* Set task
Transcribe each line of the records below exactly, excluding any embedded images.

* Exercise data

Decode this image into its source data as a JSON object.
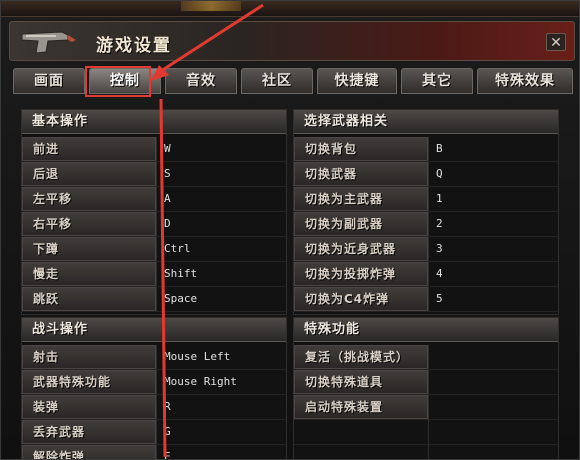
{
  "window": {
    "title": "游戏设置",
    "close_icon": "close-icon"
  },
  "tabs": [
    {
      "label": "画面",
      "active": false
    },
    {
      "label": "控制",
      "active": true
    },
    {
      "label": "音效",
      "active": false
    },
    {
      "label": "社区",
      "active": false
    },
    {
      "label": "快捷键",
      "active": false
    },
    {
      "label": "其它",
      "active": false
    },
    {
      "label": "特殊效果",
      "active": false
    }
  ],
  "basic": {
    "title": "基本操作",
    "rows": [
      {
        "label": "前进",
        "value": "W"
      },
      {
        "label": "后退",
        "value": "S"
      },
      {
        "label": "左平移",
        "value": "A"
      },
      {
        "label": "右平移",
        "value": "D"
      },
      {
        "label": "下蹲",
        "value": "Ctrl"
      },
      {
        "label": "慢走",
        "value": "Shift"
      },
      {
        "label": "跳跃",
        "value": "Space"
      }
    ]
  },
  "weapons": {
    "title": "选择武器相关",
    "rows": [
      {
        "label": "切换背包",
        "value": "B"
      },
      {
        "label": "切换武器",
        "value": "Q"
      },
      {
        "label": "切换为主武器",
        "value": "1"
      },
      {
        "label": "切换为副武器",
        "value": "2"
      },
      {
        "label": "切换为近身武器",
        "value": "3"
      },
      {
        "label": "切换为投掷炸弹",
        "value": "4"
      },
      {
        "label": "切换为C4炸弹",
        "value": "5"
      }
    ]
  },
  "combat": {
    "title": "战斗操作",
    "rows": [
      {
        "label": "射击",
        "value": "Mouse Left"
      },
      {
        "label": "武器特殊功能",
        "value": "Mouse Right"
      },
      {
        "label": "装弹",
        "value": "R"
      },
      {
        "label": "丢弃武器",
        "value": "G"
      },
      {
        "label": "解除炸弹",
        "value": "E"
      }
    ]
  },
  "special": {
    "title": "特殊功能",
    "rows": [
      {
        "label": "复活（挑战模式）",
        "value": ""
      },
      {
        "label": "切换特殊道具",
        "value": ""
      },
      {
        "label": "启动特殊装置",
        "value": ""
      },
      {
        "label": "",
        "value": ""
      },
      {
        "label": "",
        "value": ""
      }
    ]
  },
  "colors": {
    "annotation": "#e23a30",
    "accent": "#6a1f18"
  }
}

* Written answer
Decode this image into its source data as a JSON object.
{
  "window": {
    "title": "游戏设置",
    "close_icon": "close-icon"
  },
  "tabs": [
    {
      "label": "画面",
      "active": false
    },
    {
      "label": "控制",
      "active": true
    },
    {
      "label": "音效",
      "active": false
    },
    {
      "label": "社区",
      "active": false
    },
    {
      "label": "快捷键",
      "active": false
    },
    {
      "label": "其它",
      "active": false
    },
    {
      "label": "特殊效果",
      "active": false
    }
  ],
  "basic": {
    "title": "基本操作",
    "rows": [
      {
        "label": "前进",
        "value": "W"
      },
      {
        "label": "后退",
        "value": "S"
      },
      {
        "label": "左平移",
        "value": "A"
      },
      {
        "label": "右平移",
        "value": "D"
      },
      {
        "label": "下蹲",
        "value": "Ctrl"
      },
      {
        "label": "慢走",
        "value": "Shift"
      },
      {
        "label": "跳跃",
        "value": "Space"
      }
    ]
  },
  "weapons": {
    "title": "选择武器相关",
    "rows": [
      {
        "label": "切换背包",
        "value": "B"
      },
      {
        "label": "切换武器",
        "value": "Q"
      },
      {
        "label": "切换为主武器",
        "value": "1"
      },
      {
        "label": "切换为副武器",
        "value": "2"
      },
      {
        "label": "切换为近身武器",
        "value": "3"
      },
      {
        "label": "切换为投掷炸弹",
        "value": "4"
      },
      {
        "label": "切换为C4炸弹",
        "value": "5"
      }
    ]
  },
  "combat": {
    "title": "战斗操作",
    "rows": [
      {
        "label": "射击",
        "value": "Mouse Left"
      },
      {
        "label": "武器特殊功能",
        "value": "Mouse Right"
      },
      {
        "label": "装弹",
        "value": "R"
      },
      {
        "label": "丢弃武器",
        "value": "G"
      },
      {
        "label": "解除炸弹",
        "value": "E"
      }
    ]
  },
  "special": {
    "title": "特殊功能",
    "rows": [
      {
        "label": "复活（挑战模式）",
        "value": ""
      },
      {
        "label": "切换特殊道具",
        "value": ""
      },
      {
        "label": "启动特殊装置",
        "value": ""
      },
      {
        "label": "",
        "value": ""
      },
      {
        "label": "",
        "value": ""
      }
    ]
  },
  "colors": {
    "annotation": "#e23a30",
    "accent": "#6a1f18"
  }
}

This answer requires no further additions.